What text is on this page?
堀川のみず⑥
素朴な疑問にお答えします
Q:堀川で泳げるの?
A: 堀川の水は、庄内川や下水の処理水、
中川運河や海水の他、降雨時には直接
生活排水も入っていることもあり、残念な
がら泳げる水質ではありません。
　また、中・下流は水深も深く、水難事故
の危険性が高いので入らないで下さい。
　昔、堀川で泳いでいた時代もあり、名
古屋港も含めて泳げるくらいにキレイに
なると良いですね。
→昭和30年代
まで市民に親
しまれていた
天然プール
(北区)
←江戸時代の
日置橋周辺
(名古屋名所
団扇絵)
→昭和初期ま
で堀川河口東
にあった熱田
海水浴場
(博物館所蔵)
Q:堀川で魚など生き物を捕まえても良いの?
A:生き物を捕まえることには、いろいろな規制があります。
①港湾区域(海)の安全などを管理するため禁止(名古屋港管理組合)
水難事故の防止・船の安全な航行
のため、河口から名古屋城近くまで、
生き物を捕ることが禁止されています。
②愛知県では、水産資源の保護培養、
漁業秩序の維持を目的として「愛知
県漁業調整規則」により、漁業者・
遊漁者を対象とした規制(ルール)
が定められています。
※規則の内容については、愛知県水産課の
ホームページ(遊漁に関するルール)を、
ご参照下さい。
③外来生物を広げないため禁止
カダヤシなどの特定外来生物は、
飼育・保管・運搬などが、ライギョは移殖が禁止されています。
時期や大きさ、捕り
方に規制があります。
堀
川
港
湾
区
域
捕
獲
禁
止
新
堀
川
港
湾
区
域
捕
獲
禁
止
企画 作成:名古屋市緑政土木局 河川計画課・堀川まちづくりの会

Requirements:
Extract each entry in full, exactly as given.

Result of this task:
What text is on this page?
堀川のみず⑥
素朴な疑問にお答えします
Q:堀川で泳げるの?
A: 堀川の水は、庄内川や下水の処理水、
中川運河や海水の他、降雨時には直接
生活排水も入っていることもあり、残念な
がら泳げる水質ではありません。
　また、中・下流は水深も深く、水難事故
の危険性が高いので入らないで下さい。
　昔、堀川で泳いでいた時代もあり、名
古屋港も含めて泳げるくらいにキレイに
なると良いですね。
→昭和30年代
まで市民に親
しまれていた
天然プール
(北区)
←江戸時代の
日置橋周辺
(名古屋名所
団扇絵)
→昭和初期ま
で堀川河口東
にあった熱田
海水浴場
(博物館所蔵)
Q:堀川で魚など生き物を捕まえても良いの?
A:生き物を捕まえることには、いろいろな規制があります。
①港湾区域(海)の安全などを管理するため禁止(名古屋港管理組合)
水難事故の防止・船の安全な航行
のため、河口から名古屋城近くまで、
生き物を捕ることが禁止されています。
②愛知県では、水産資源の保護培養、
漁業秩序の維持を目的として「愛知
県漁業調整規則」により、漁業者・
遊漁者を対象とした規制(ルール)
が定められています。
※規則の内容については、愛知県水産課の
ホームページ(遊漁に関するルール)を、
ご参照下さい。
③外来生物を広げないため禁止
カダヤシなどの特定外来生物は、
飼育・保管・運搬などが、ライギョは移殖が禁止されています。
時期や大きさ、捕り
方に規制があります。
堀
川
港
湾
区
域
捕
獲
禁
止
新
堀
川
港
湾
区
域
捕
獲
禁
止
企画 作成:名古屋市緑政土木局 河川計画課・堀川まちづくりの会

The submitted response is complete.